- What you will do -
In the material below, find every line with "count" and pull it out.

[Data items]
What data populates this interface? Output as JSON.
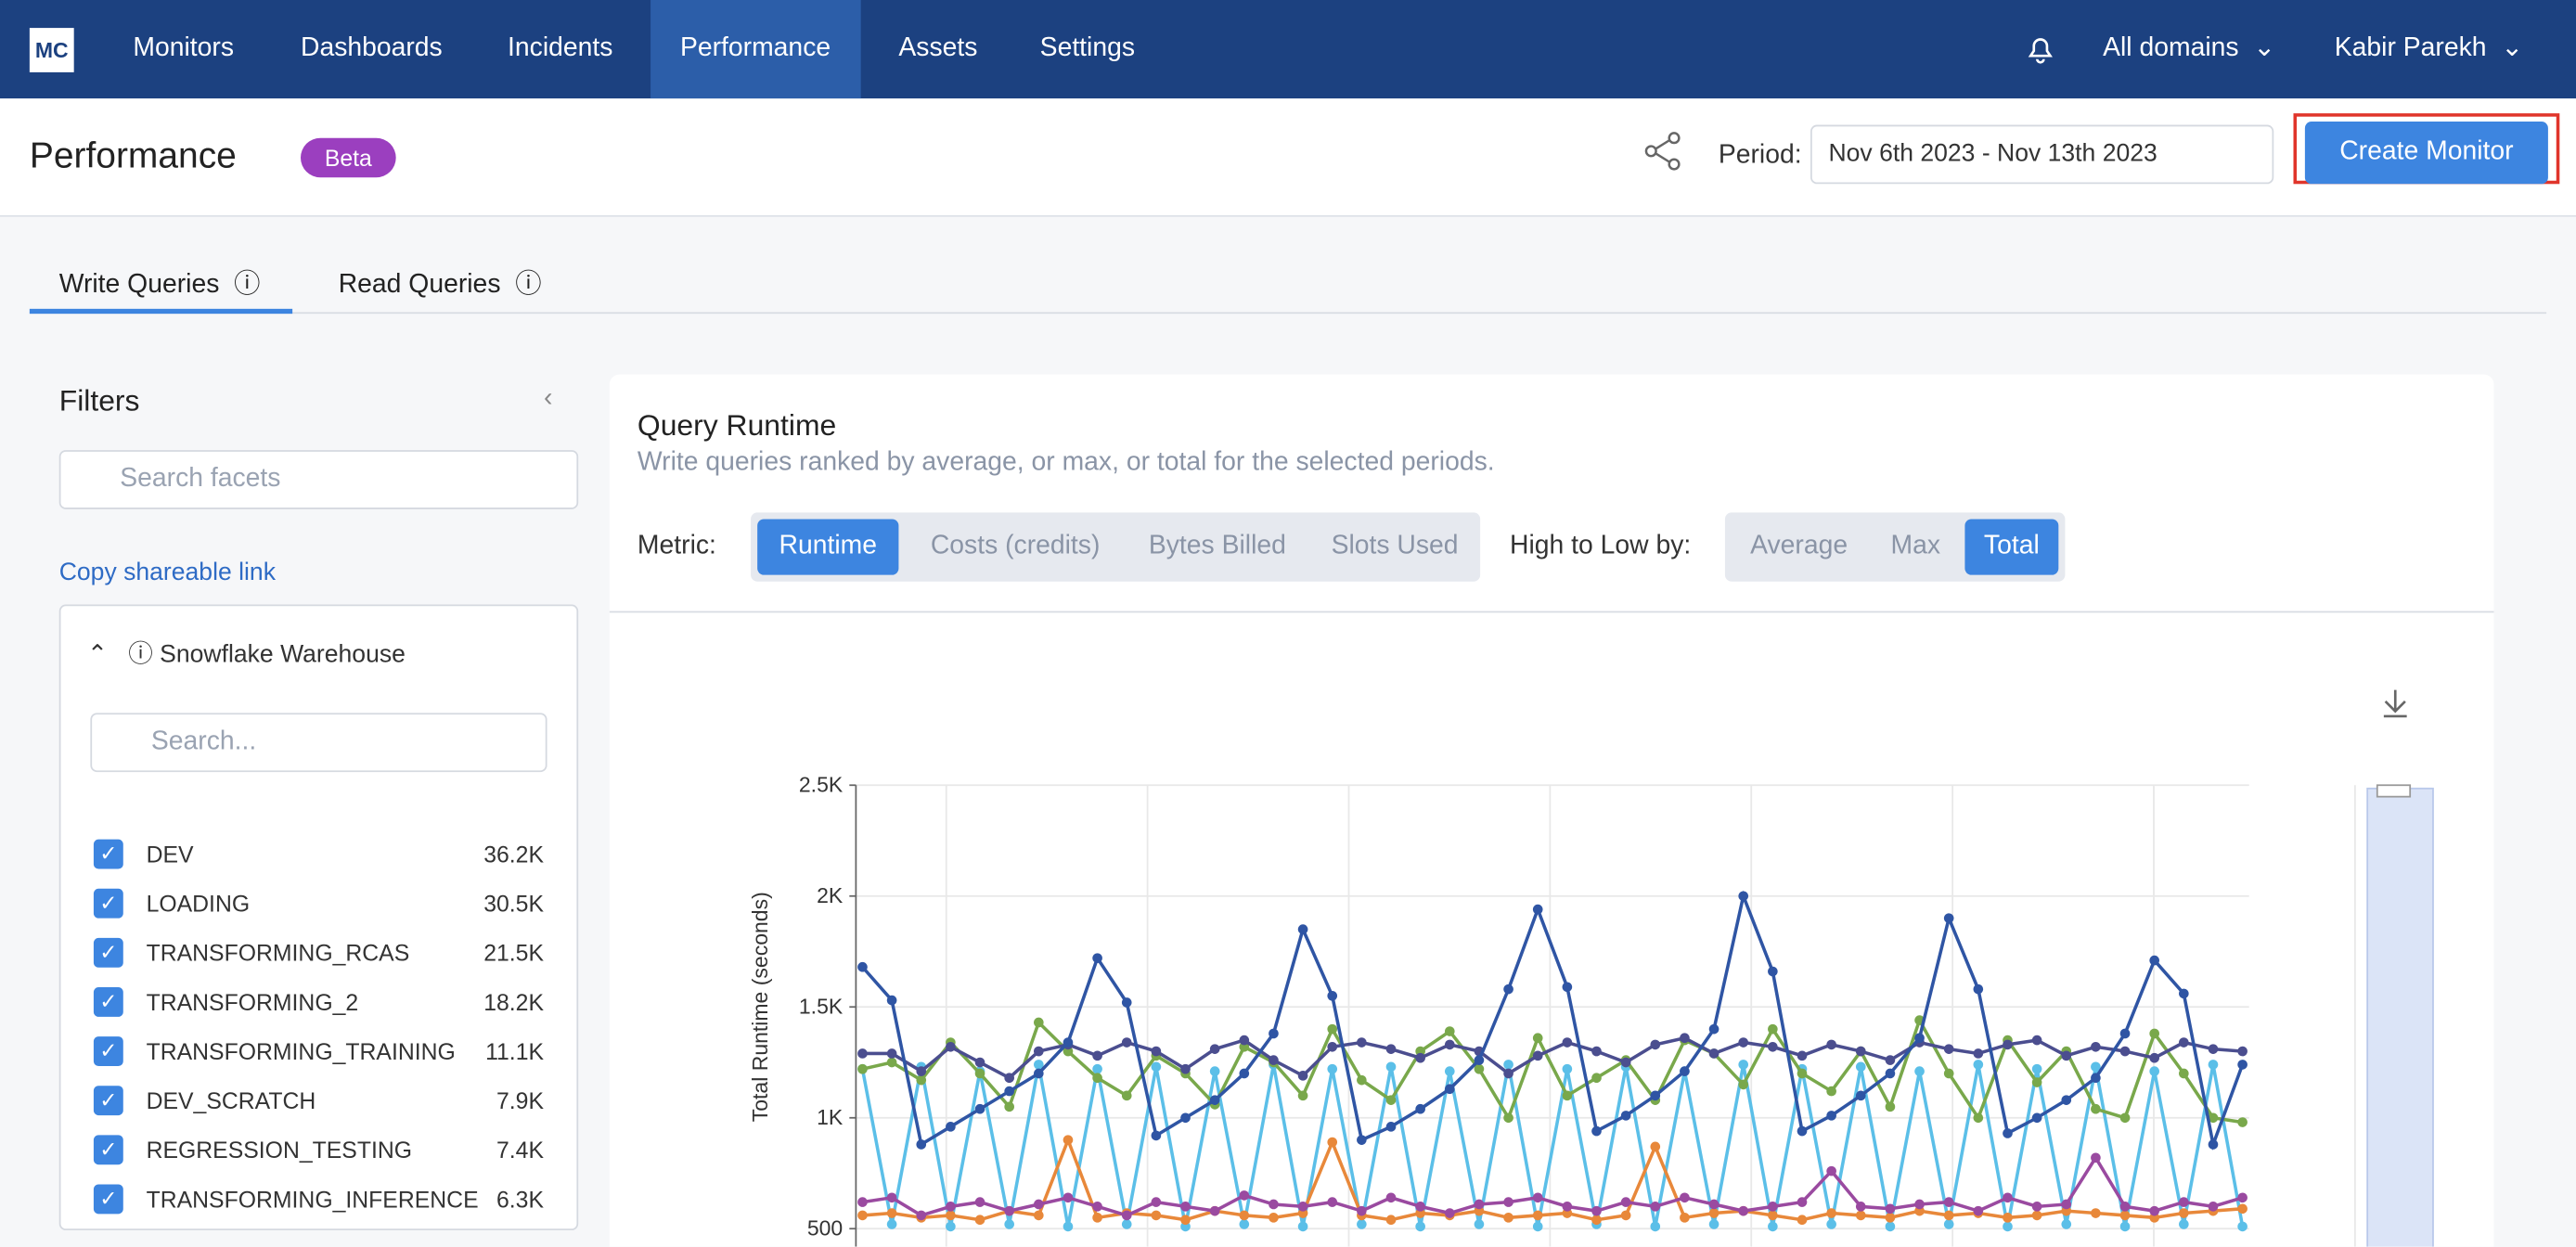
{
  "nav": {
    "logo": "MC",
    "items": [
      "Monitors",
      "Dashboards",
      "Incidents",
      "Performance",
      "Assets",
      "Settings"
    ],
    "domains": "All domains",
    "user": "Kabir Parekh"
  },
  "header": {
    "title": "Performance",
    "badge": "Beta",
    "period_label": "Period:",
    "period": "Nov 6th 2023 - Nov 13th 2023",
    "create_button": "Create Monitor"
  },
  "tabs": [
    "Write Queries",
    "Read Queries"
  ],
  "filters": {
    "title": "Filters",
    "search_placeholder": "Search facets",
    "copy_link": "Copy shareable link",
    "facet": "Snowflake Warehouse",
    "facet_search": "Search...",
    "items": [
      {
        "name": "DEV",
        "count": "36.2K"
      },
      {
        "name": "LOADING",
        "count": "30.5K"
      },
      {
        "name": "TRANSFORMING_RCAS",
        "count": "21.5K"
      },
      {
        "name": "TRANSFORMING_2",
        "count": "18.2K"
      },
      {
        "name": "TRANSFORMING_TRAINING",
        "count": "11.1K"
      },
      {
        "name": "DEV_SCRATCH",
        "count": "7.9K"
      },
      {
        "name": "REGRESSION_TESTING",
        "count": "7.4K"
      },
      {
        "name": "TRANSFORMING_INFERENCE",
        "count": "6.3K"
      }
    ]
  },
  "panel": {
    "title": "Query Runtime",
    "subtitle": "Write queries ranked by average, or max, or total for the selected periods.",
    "metric_label": "Metric:",
    "metrics": [
      "Runtime",
      "Costs (credits)",
      "Bytes Billed",
      "Slots Used"
    ],
    "sort_label": "High to Low by:",
    "sorts": [
      "Average",
      "Max",
      "Total"
    ]
  },
  "chart_data": {
    "type": "line",
    "y_label": "Total Runtime (seconds)",
    "ylim": [
      500,
      2500
    ],
    "yticks": [
      500,
      {
        "value": 1000,
        "label": "1K"
      },
      {
        "value": 1500,
        "label": "1.5K"
      },
      {
        "value": 2000,
        "label": "2K"
      },
      {
        "value": 2500,
        "label": "2.5K"
      }
    ],
    "grid": true,
    "series": [
      {
        "color": "#5bbfe8",
        "values": [
          1220,
          520,
          1230,
          510,
          1210,
          520,
          1240,
          510,
          1220,
          520,
          1230,
          510,
          1210,
          520,
          1240,
          510,
          1220,
          520,
          1230,
          510,
          1210,
          520,
          1240,
          510,
          1220,
          520,
          1230,
          510,
          1210,
          520,
          1240,
          510,
          1220,
          520,
          1230,
          510,
          1210,
          520,
          1240,
          510,
          1220,
          520,
          1230,
          510,
          1210,
          520,
          1240,
          510
        ]
      },
      {
        "color": "#e8883a",
        "values": [
          560,
          570,
          550,
          560,
          540,
          580,
          560,
          900,
          550,
          570,
          560,
          540,
          580,
          560,
          550,
          570,
          890,
          560,
          540,
          570,
          560,
          580,
          550,
          560,
          570,
          540,
          560,
          870,
          550,
          570,
          580,
          560,
          540,
          570,
          560,
          550,
          580,
          560,
          570,
          550,
          560,
          580,
          570,
          560,
          550,
          570,
          580,
          590
        ]
      },
      {
        "color": "#9a4aa0",
        "values": [
          620,
          640,
          560,
          600,
          620,
          580,
          610,
          640,
          600,
          560,
          620,
          600,
          580,
          650,
          610,
          600,
          620,
          580,
          640,
          600,
          570,
          610,
          620,
          640,
          600,
          580,
          620,
          600,
          640,
          610,
          580,
          600,
          620,
          760,
          600,
          590,
          610,
          620,
          580,
          640,
          600,
          610,
          820,
          600,
          580,
          620,
          600,
          640
        ]
      },
      {
        "color": "#79a84b",
        "values": [
          1220,
          1250,
          1170,
          1340,
          1200,
          1050,
          1430,
          1300,
          1180,
          1100,
          1280,
          1200,
          1060,
          1320,
          1250,
          1100,
          1400,
          1170,
          1080,
          1300,
          1390,
          1220,
          1000,
          1360,
          1100,
          1180,
          1260,
          1080,
          1350,
          1290,
          1150,
          1400,
          1200,
          1120,
          1300,
          1050,
          1440,
          1200,
          1000,
          1350,
          1160,
          1300,
          1040,
          1000,
          1380,
          1200,
          1000,
          980
        ]
      },
      {
        "color": "#4b4e8f",
        "values": [
          1290,
          1290,
          1210,
          1320,
          1250,
          1180,
          1300,
          1330,
          1280,
          1340,
          1300,
          1220,
          1310,
          1350,
          1260,
          1190,
          1320,
          1340,
          1310,
          1270,
          1330,
          1300,
          1200,
          1280,
          1340,
          1300,
          1250,
          1330,
          1360,
          1290,
          1340,
          1320,
          1280,
          1330,
          1300,
          1260,
          1340,
          1310,
          1290,
          1330,
          1350,
          1280,
          1320,
          1300,
          1270,
          1340,
          1310,
          1300
        ]
      },
      {
        "color": "#2f55a4",
        "values": [
          1680,
          1530,
          880,
          960,
          1040,
          1120,
          1200,
          1340,
          1720,
          1520,
          920,
          1000,
          1080,
          1200,
          1380,
          1850,
          1550,
          900,
          960,
          1040,
          1130,
          1260,
          1580,
          1940,
          1590,
          940,
          1010,
          1100,
          1210,
          1400,
          2000,
          1660,
          940,
          1010,
          1100,
          1200,
          1360,
          1900,
          1580,
          930,
          1000,
          1080,
          1180,
          1380,
          1710,
          1560,
          880,
          1240
        ]
      }
    ]
  }
}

- Task result -
        "count": "36.2K"
        "count": "30.5K"
        "count": "21.5K"
        "count": "18.2K"
        "count": "11.1K"
        "count": "7.9K"
        "count": "7.4K"
        "count": "6.3K"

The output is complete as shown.